Exercise objective — Show all lines of the listing that hold the word "scripts".
--- Start Items ---
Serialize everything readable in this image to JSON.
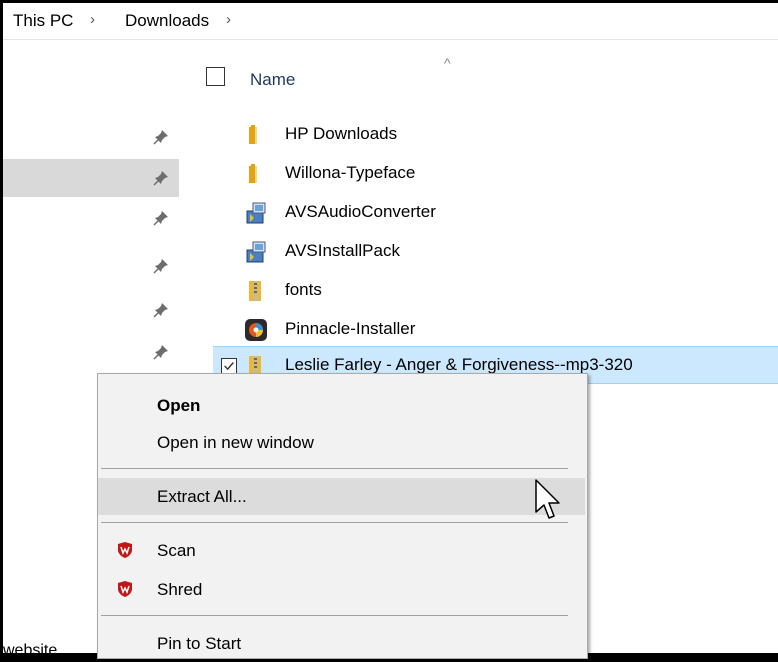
{
  "breadcrumb": {
    "items": [
      "This PC",
      "Downloads"
    ],
    "separator": "›"
  },
  "file_list": {
    "header": {
      "name_label": "Name"
    },
    "items": [
      {
        "name": "HP Downloads",
        "icon": "folder-icon"
      },
      {
        "name": "Willona-Typeface",
        "icon": "folder-icon"
      },
      {
        "name": "AVSAudioConverter",
        "icon": "installer-icon"
      },
      {
        "name": "AVSInstallPack",
        "icon": "installer-icon"
      },
      {
        "name": "fonts",
        "icon": "zip-folder-icon"
      },
      {
        "name": "Pinnacle-Installer",
        "icon": "pinnacle-app-icon"
      },
      {
        "name": "Leslie Farley - Anger & Forgiveness--mp3-320",
        "icon": "zip-folder-icon",
        "selected": true,
        "checked": true
      }
    ]
  },
  "nav_pane": {
    "bottom_text": "website"
  },
  "context_menu": {
    "items": [
      {
        "label": "Open",
        "bold": true
      },
      {
        "label": "Open in new window"
      },
      {
        "label": "Extract All...",
        "hovered": true
      },
      {
        "label": "Scan",
        "icon": "mcafee-shield-icon"
      },
      {
        "label": "Shred",
        "icon": "mcafee-shield-icon"
      },
      {
        "label": "Pin to Start"
      }
    ]
  },
  "colors": {
    "selection_bg": "#cce8ff",
    "menu_bg": "#f2f2f2",
    "menu_hover": "#dcdcdc",
    "nav_selected": "#d9d9d9",
    "mcafee_red": "#c01818"
  }
}
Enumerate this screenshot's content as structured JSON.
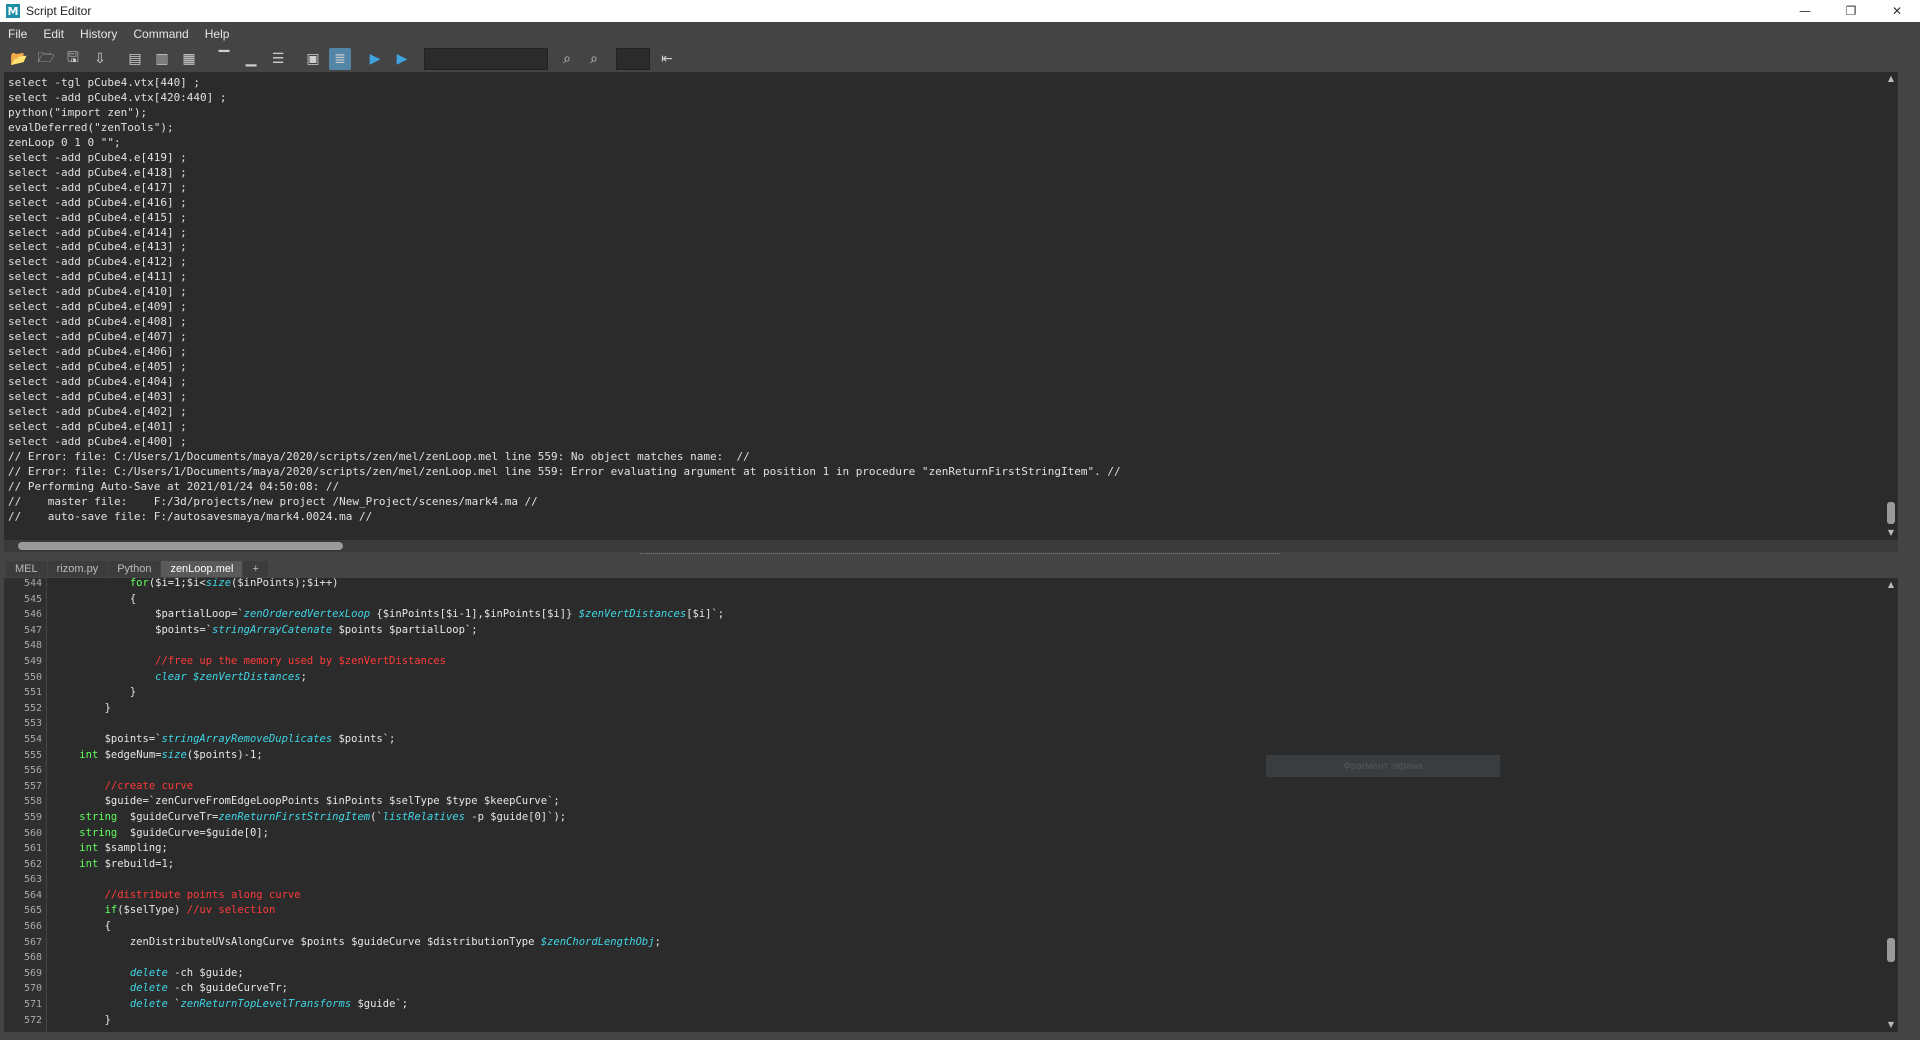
{
  "window": {
    "title": "Script Editor",
    "icon": "M"
  },
  "window_controls": [
    "—",
    "❐",
    "✕"
  ],
  "menu": [
    "File",
    "Edit",
    "History",
    "Command",
    "Help"
  ],
  "toolbar": {
    "icons": [
      "open-script-icon",
      "source-script-icon",
      "save-script-icon",
      "save-to-shelf-icon",
      "clear-history-icon",
      "clear-input-icon",
      "clear-all-icon",
      "show-history-icon",
      "show-input-icon",
      "show-both-icon",
      "echo-all-commands-icon",
      "line-numbers-icon",
      "execute-all-icon",
      "execute-icon",
      "search-next-icon",
      "search-prev-icon",
      "indent-icon"
    ],
    "search_value": "",
    "small_field_value": ""
  },
  "history": {
    "lines": [
      "select -tgl pCube4.vtx[440] ;",
      "select -add pCube4.vtx[420:440] ;",
      "python(\"import zen\");",
      "evalDeferred(\"zenTools\");",
      "zenLoop 0 1 0 \"\";",
      "select -add pCube4.e[419] ;",
      "select -add pCube4.e[418] ;",
      "select -add pCube4.e[417] ;",
      "select -add pCube4.e[416] ;",
      "select -add pCube4.e[415] ;",
      "select -add pCube4.e[414] ;",
      "select -add pCube4.e[413] ;",
      "select -add pCube4.e[412] ;",
      "select -add pCube4.e[411] ;",
      "select -add pCube4.e[410] ;",
      "select -add pCube4.e[409] ;",
      "select -add pCube4.e[408] ;",
      "select -add pCube4.e[407] ;",
      "select -add pCube4.e[406] ;",
      "select -add pCube4.e[405] ;",
      "select -add pCube4.e[404] ;",
      "select -add pCube4.e[403] ;",
      "select -add pCube4.e[402] ;",
      "select -add pCube4.e[401] ;",
      "select -add pCube4.e[400] ;",
      "// Error: file: C:/Users/1/Documents/maya/2020/scripts/zen/mel/zenLoop.mel line 559: No object matches name:  //",
      "// Error: file: C:/Users/1/Documents/maya/2020/scripts/zen/mel/zenLoop.mel line 559: Error evaluating argument at position 1 in procedure \"zenReturnFirstStringItem\". //",
      "// Performing Auto-Save at 2021/01/24 04:50:08: //",
      "//    master file:    F:/3d/projects/new project /New_Project/scenes/mark4.ma //",
      "//    auto-save file: F:/autosavesmaya/mark4.0024.ma //"
    ]
  },
  "tabs": [
    "MEL",
    "rizom.py",
    "Python",
    "zenLoop.mel",
    "+"
  ],
  "active_tab": "zenLoop.mel",
  "editor": {
    "line_numbers": [
      "544",
      "545",
      "546",
      "547",
      "548",
      "549",
      "550",
      "551",
      "552",
      "553",
      "554",
      "555",
      "556",
      "557",
      "558",
      "559",
      "560",
      "561",
      "562",
      "563",
      "564",
      "565",
      "566",
      "567",
      "568",
      "569",
      "570",
      "571",
      "572"
    ],
    "lines": [
      [
        {
          "t": "            "
        },
        {
          "t": "for",
          "c": "kw"
        },
        {
          "t": "($i=1;$i<"
        },
        {
          "t": "size",
          "c": "fn"
        },
        {
          "t": "($inPoints);$i++)"
        }
      ],
      [
        {
          "t": "            {"
        }
      ],
      [
        {
          "t": "                $partialLoop=`"
        },
        {
          "t": "zenOrderedVertexLoop",
          "c": "fn"
        },
        {
          "t": " {$inPoints[$i-1],$inPoints[$i]} "
        },
        {
          "t": "$zenVertDistances",
          "c": "fn"
        },
        {
          "t": "[$i]`;"
        }
      ],
      [
        {
          "t": "                $points=`"
        },
        {
          "t": "stringArrayCatenate",
          "c": "fn"
        },
        {
          "t": " $points $partialLoop`;"
        }
      ],
      [
        {
          "t": ""
        }
      ],
      [
        {
          "t": "                "
        },
        {
          "t": "//free up the memory used by $zenVertDistances",
          "c": "cm"
        }
      ],
      [
        {
          "t": "                "
        },
        {
          "t": "clear",
          "c": "fn"
        },
        {
          "t": " "
        },
        {
          "t": "$zenVertDistances",
          "c": "fn"
        },
        {
          "t": ";"
        }
      ],
      [
        {
          "t": "            }"
        }
      ],
      [
        {
          "t": "        }"
        }
      ],
      [
        {
          "t": ""
        }
      ],
      [
        {
          "t": "        $points=`"
        },
        {
          "t": "stringArrayRemoveDuplicates",
          "c": "fn"
        },
        {
          "t": " $points`;"
        }
      ],
      [
        {
          "t": "    "
        },
        {
          "t": "int",
          "c": "kw"
        },
        {
          "t": " $edgeNum="
        },
        {
          "t": "size",
          "c": "fn"
        },
        {
          "t": "($points)-1;"
        }
      ],
      [
        {
          "t": ""
        }
      ],
      [
        {
          "t": "        "
        },
        {
          "t": "//create curve",
          "c": "cm"
        }
      ],
      [
        {
          "t": "        $guide=`zenCurveFromEdgeLoopPoints $inPoints $selType $type $keepCurve`;"
        }
      ],
      [
        {
          "t": "    "
        },
        {
          "t": "string",
          "c": "kw"
        },
        {
          "t": "  $guideCurveTr="
        },
        {
          "t": "zenReturnFirstStringItem",
          "c": "fn"
        },
        {
          "t": "(`"
        },
        {
          "t": "listRelatives",
          "c": "fn"
        },
        {
          "t": " -p $guide[0]`);"
        }
      ],
      [
        {
          "t": "    "
        },
        {
          "t": "string",
          "c": "kw"
        },
        {
          "t": "  $guideCurve=$guide[0];"
        }
      ],
      [
        {
          "t": "    "
        },
        {
          "t": "int",
          "c": "kw"
        },
        {
          "t": " $sampling;"
        }
      ],
      [
        {
          "t": "    "
        },
        {
          "t": "int",
          "c": "kw"
        },
        {
          "t": " $rebuild=1;"
        }
      ],
      [
        {
          "t": ""
        }
      ],
      [
        {
          "t": "        "
        },
        {
          "t": "//distribute points along curve",
          "c": "cm"
        }
      ],
      [
        {
          "t": "        "
        },
        {
          "t": "if",
          "c": "kw"
        },
        {
          "t": "($selType) "
        },
        {
          "t": "//uv selection",
          "c": "cm"
        }
      ],
      [
        {
          "t": "        {"
        }
      ],
      [
        {
          "t": "            zenDistributeUVsAlongCurve $points $guideCurve $distributionType "
        },
        {
          "t": "$zenChordLengthObj",
          "c": "fn"
        },
        {
          "t": ";"
        }
      ],
      [
        {
          "t": ""
        }
      ],
      [
        {
          "t": "            "
        },
        {
          "t": "delete",
          "c": "fn"
        },
        {
          "t": " -ch $guide;"
        }
      ],
      [
        {
          "t": "            "
        },
        {
          "t": "delete",
          "c": "fn"
        },
        {
          "t": " -ch $guideCurveTr;"
        }
      ],
      [
        {
          "t": "            "
        },
        {
          "t": "delete",
          "c": "fn"
        },
        {
          "t": " `"
        },
        {
          "t": "zenReturnTopLevelTransforms",
          "c": "fn"
        },
        {
          "t": " $guide`;"
        }
      ],
      [
        {
          "t": "        }"
        }
      ]
    ]
  },
  "tooltip_ghost": "Фрагмент экрана",
  "colors": {
    "panel": "#2b2b2b",
    "chrome": "#444444",
    "keyword": "#5fff5f",
    "function": "#3fd6e6",
    "comment": "#ff3a3a",
    "accent": "#5285a6"
  }
}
--- End Items ---
Solution to this problem —
      "// Error: file: C:/Users/1/Documents/maya/2020/scripts/zen/mel/zenLoop.mel line 559: No object matches name:  //",
      "// Error: file: C:/Users/1/Documents/maya/2020/scripts/zen/mel/zenLoop.mel line 559: Error evaluating argument at position 1 in procedure \"zenReturnFirstStringItem\". //",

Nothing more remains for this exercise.